§ **Task to carry out**
Extract each line bearing the word "JSON".

Records from a data collection
######

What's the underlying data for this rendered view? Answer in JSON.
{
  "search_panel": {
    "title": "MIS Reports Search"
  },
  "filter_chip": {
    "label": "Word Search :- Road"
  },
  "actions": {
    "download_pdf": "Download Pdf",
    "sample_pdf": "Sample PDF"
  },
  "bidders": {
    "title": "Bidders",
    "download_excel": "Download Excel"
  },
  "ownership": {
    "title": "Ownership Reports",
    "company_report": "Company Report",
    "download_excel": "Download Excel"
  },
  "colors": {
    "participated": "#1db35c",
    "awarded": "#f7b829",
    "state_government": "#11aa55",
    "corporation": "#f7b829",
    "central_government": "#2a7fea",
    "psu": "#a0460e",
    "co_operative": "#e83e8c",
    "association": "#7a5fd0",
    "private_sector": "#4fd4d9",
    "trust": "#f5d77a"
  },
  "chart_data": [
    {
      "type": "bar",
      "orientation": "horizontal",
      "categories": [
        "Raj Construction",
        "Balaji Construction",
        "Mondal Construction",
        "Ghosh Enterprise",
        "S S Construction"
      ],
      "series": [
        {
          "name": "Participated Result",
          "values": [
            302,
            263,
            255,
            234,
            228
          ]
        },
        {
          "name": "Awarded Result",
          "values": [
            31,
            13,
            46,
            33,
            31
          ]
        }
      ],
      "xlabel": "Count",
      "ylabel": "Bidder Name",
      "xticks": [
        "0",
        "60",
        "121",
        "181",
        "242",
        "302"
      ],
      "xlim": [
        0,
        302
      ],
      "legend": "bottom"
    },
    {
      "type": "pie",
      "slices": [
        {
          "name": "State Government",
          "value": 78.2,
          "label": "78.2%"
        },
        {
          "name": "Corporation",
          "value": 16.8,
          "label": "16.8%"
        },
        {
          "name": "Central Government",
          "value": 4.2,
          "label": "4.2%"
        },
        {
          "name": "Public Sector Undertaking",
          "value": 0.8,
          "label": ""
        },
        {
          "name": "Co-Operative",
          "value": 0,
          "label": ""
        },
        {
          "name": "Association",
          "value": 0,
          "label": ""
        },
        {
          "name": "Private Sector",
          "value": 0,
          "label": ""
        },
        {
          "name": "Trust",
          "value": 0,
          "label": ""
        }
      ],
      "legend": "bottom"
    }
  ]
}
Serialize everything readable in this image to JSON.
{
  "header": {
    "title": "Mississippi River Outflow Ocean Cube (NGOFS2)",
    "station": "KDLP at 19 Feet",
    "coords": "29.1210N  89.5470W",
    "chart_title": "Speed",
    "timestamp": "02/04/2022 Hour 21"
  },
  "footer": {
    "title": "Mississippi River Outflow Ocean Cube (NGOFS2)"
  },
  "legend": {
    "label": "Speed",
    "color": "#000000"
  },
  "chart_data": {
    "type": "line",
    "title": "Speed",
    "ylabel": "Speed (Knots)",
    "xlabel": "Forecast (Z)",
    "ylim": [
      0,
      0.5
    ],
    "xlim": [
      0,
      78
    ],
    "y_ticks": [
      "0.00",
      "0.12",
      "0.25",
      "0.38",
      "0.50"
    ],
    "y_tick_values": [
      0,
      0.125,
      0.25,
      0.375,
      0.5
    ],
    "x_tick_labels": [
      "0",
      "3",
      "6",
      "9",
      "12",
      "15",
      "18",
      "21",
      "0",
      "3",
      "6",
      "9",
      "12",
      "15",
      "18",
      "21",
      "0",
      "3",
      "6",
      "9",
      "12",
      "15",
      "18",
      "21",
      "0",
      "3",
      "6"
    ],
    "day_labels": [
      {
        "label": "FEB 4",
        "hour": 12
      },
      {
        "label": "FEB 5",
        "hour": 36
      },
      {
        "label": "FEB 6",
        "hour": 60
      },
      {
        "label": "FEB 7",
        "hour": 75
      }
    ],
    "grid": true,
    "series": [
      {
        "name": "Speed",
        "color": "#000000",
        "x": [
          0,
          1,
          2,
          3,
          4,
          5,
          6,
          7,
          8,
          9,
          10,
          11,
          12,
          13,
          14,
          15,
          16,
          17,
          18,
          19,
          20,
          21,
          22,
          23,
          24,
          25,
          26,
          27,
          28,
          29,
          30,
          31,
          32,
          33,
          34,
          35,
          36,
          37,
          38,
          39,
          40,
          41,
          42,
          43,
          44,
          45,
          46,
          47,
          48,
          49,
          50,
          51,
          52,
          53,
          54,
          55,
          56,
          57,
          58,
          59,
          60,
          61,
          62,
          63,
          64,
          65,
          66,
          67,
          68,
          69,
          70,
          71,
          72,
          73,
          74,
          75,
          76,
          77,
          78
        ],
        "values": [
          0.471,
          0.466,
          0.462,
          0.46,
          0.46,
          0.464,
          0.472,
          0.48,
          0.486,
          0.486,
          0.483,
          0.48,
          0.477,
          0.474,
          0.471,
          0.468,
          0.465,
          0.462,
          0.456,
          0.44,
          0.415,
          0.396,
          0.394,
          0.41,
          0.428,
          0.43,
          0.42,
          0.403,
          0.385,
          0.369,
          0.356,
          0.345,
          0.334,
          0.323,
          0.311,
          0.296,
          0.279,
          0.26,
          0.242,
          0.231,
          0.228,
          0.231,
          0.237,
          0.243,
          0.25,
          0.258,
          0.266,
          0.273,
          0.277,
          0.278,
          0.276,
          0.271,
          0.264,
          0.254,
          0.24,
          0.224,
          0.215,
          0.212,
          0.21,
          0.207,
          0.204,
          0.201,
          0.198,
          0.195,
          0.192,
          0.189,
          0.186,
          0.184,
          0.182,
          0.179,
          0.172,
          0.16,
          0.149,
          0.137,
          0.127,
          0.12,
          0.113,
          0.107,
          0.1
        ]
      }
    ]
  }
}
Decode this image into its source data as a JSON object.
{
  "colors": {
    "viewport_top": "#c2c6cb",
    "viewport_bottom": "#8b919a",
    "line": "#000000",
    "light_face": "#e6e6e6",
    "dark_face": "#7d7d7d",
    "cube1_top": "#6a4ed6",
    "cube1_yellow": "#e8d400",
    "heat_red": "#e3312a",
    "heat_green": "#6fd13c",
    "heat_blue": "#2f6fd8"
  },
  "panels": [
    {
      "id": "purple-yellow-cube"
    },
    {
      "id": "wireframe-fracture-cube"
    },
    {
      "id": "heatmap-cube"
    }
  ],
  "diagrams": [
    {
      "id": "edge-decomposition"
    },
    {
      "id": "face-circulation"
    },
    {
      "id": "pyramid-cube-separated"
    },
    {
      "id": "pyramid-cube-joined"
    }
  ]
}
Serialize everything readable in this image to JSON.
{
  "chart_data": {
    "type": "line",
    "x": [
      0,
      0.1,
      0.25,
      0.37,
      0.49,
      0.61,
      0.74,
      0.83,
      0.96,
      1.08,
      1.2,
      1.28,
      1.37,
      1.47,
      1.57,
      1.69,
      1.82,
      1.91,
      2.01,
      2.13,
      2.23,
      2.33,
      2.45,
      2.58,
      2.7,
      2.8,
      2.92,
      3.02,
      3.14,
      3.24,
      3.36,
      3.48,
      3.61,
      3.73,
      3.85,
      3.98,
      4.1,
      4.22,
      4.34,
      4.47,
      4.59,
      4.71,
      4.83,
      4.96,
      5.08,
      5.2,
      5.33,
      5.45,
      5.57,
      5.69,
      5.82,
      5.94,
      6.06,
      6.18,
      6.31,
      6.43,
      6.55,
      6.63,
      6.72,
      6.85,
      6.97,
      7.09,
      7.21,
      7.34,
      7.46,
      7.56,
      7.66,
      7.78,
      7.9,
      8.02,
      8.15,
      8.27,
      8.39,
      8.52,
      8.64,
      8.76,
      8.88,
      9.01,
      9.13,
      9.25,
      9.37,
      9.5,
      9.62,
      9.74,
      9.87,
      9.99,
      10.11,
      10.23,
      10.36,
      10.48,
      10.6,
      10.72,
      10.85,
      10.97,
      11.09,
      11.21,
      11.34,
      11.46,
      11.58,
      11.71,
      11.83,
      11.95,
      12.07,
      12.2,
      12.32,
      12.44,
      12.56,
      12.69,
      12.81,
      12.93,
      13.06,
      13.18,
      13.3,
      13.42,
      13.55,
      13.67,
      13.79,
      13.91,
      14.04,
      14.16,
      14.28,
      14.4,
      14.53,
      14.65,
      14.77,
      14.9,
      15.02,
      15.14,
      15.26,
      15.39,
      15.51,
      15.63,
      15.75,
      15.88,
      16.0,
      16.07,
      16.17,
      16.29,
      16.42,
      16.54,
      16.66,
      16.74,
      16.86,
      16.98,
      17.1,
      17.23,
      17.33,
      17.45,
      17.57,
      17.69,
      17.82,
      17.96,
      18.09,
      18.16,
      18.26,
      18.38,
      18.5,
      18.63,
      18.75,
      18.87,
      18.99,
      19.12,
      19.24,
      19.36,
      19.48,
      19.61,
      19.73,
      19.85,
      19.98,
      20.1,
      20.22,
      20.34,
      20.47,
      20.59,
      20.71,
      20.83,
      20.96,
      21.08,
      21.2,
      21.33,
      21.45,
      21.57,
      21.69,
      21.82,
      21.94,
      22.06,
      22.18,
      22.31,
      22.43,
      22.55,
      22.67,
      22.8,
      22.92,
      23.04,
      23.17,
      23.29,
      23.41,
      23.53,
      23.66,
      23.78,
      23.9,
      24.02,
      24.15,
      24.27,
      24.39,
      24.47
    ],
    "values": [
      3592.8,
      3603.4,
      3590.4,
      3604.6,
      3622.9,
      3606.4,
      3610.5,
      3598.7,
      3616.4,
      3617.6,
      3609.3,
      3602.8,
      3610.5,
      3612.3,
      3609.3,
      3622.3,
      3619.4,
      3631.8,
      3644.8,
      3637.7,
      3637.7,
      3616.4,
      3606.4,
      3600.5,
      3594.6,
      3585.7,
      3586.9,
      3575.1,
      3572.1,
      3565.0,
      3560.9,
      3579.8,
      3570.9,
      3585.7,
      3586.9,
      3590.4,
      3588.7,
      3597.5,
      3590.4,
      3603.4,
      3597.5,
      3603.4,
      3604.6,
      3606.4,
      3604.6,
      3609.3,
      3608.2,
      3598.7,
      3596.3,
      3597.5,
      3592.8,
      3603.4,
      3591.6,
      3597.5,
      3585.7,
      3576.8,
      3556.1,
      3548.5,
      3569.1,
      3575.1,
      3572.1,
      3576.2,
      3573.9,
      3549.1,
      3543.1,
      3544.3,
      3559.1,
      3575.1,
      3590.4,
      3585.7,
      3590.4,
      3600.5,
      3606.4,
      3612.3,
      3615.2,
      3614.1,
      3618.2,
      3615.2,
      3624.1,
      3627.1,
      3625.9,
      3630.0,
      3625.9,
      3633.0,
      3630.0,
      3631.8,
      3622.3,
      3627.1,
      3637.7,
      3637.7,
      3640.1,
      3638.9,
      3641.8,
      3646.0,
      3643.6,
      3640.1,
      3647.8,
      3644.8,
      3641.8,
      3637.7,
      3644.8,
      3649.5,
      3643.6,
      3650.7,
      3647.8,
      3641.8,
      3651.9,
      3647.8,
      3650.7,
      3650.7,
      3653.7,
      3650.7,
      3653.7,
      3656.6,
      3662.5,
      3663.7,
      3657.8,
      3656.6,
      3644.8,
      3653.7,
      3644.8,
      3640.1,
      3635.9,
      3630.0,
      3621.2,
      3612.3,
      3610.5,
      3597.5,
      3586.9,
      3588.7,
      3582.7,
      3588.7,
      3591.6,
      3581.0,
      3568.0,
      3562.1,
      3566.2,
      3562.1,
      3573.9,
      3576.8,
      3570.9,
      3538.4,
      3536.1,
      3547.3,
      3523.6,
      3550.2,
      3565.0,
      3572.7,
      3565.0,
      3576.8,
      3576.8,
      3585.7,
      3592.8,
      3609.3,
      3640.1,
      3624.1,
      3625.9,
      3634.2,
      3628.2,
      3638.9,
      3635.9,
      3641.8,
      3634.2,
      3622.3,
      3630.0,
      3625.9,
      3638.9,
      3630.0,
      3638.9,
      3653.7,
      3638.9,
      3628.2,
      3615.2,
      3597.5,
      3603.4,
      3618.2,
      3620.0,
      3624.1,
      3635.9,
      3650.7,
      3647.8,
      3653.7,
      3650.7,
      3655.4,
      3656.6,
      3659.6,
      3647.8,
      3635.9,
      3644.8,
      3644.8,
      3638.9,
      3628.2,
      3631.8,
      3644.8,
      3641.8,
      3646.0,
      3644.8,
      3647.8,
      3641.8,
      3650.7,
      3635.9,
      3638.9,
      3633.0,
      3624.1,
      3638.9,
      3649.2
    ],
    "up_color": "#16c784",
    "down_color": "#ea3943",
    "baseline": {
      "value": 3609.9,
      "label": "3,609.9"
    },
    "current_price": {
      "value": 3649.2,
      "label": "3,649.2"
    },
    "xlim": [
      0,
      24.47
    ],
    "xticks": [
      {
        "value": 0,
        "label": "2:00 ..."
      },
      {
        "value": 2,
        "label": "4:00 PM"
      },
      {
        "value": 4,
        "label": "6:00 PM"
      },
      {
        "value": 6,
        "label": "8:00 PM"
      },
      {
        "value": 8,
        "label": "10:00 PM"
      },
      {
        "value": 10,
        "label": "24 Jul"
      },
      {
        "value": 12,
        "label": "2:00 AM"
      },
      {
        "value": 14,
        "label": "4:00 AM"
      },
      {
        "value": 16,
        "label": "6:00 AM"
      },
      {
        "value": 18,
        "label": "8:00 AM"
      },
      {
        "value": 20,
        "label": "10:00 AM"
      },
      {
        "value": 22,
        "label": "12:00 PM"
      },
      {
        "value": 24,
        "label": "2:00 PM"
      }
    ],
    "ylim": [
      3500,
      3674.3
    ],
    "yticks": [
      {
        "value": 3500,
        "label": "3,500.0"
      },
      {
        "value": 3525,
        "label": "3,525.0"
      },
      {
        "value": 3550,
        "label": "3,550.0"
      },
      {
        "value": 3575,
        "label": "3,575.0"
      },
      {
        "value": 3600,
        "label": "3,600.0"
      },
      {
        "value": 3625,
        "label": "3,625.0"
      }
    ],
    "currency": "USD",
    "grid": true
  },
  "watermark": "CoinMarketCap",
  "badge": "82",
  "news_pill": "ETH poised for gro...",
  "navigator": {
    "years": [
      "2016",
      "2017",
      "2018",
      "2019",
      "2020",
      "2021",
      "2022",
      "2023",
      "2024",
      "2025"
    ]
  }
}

######

§ **Result of the task**
What's the underlying data for this rendered view? Answer in JSON.
Serialize everything readable in this image to JSON.
Decode this image into its source data as a JSON object.
Serialize everything readable in this image to JSON.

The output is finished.